Collected data entries

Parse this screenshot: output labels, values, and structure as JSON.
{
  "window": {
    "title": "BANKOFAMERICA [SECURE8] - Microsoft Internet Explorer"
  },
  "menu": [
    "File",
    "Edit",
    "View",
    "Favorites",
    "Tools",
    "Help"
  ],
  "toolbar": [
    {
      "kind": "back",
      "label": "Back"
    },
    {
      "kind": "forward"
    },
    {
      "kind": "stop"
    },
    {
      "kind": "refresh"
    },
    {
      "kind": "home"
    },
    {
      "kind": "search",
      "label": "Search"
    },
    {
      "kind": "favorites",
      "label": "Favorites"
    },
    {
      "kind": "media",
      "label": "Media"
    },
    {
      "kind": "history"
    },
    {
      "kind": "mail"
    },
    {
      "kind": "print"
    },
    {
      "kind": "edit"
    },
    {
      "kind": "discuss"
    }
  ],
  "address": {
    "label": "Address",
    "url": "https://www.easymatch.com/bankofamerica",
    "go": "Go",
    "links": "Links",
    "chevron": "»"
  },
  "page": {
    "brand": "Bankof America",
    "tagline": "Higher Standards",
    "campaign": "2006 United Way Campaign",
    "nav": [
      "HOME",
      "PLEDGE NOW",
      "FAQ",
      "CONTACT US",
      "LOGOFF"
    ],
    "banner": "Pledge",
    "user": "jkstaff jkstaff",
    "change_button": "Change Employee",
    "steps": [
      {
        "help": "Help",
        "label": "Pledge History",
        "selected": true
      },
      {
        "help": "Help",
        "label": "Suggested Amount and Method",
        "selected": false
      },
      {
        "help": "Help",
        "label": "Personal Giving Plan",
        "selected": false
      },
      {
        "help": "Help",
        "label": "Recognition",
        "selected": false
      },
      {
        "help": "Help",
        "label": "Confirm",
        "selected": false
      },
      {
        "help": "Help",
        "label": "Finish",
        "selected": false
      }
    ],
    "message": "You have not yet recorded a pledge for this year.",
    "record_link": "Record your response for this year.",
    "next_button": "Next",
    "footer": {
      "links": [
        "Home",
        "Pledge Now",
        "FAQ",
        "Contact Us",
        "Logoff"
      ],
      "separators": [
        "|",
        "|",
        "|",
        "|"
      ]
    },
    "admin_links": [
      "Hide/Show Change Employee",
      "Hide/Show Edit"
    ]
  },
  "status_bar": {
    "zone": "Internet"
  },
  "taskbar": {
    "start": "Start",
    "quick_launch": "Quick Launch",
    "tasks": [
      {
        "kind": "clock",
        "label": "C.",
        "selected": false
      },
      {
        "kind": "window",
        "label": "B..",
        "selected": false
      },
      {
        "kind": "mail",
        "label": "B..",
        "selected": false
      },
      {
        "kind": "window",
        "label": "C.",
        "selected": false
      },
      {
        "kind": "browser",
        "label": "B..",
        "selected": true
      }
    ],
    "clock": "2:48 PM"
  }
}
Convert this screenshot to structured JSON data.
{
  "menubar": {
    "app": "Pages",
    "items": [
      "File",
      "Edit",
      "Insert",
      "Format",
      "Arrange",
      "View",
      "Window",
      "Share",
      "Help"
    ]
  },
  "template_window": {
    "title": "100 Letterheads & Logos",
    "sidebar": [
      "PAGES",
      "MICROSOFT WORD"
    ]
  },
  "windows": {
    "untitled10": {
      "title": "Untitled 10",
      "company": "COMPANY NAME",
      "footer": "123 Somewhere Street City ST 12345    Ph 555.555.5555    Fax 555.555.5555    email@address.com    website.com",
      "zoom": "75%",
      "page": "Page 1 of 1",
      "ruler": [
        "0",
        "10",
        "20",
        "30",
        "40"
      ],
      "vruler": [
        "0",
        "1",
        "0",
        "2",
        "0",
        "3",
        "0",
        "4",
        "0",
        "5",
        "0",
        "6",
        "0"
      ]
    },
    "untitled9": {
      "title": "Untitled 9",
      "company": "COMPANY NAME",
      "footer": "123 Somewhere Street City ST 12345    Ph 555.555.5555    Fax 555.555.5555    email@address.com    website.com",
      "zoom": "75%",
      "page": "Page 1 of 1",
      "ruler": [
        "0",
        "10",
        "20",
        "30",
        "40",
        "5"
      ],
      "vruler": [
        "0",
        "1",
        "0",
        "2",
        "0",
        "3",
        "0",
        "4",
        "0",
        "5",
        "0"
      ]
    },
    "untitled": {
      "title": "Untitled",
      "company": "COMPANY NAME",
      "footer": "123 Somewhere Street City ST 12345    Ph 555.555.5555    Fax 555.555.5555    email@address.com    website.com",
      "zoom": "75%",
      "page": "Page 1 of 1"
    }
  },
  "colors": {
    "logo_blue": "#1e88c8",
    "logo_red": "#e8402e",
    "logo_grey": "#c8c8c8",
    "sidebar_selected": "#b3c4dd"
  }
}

==

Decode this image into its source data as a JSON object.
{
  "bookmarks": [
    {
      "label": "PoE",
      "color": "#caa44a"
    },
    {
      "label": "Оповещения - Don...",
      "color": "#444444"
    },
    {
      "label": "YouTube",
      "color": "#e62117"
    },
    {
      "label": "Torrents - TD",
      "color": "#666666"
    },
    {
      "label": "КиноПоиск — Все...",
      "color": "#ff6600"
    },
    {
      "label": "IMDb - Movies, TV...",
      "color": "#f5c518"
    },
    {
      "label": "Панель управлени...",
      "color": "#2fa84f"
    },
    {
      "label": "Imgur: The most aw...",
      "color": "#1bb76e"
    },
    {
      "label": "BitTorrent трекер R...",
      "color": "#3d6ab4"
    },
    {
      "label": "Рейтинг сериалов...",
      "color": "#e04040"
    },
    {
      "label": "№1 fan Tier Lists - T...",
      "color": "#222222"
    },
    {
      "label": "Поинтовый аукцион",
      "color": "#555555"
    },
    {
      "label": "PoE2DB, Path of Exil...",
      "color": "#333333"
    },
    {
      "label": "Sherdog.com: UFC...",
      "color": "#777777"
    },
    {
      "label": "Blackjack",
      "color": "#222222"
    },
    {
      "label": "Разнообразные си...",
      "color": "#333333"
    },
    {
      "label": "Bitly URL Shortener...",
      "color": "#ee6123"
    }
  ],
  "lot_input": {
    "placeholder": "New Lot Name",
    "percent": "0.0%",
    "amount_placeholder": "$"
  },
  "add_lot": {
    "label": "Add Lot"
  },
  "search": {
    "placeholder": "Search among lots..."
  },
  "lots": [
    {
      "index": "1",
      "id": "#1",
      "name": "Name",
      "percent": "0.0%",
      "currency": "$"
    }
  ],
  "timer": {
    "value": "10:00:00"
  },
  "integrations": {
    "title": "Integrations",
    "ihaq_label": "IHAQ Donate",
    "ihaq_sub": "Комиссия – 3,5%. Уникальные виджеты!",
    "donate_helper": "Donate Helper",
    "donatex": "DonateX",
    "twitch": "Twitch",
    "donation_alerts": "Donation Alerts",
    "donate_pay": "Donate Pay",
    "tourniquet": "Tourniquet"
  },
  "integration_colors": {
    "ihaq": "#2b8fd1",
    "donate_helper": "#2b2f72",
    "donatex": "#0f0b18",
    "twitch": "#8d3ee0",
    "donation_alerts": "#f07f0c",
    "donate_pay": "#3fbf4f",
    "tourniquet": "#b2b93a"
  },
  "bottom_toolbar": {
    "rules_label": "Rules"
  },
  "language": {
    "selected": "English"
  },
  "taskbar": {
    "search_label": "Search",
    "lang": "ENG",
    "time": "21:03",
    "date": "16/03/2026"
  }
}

Goal => Check each line of the records for the word "year", and show the lines that contain it.

Complete output =>
    "message": "You have not yet recorded a pledge for this year.",
    "record_link": "Record your response for this year.",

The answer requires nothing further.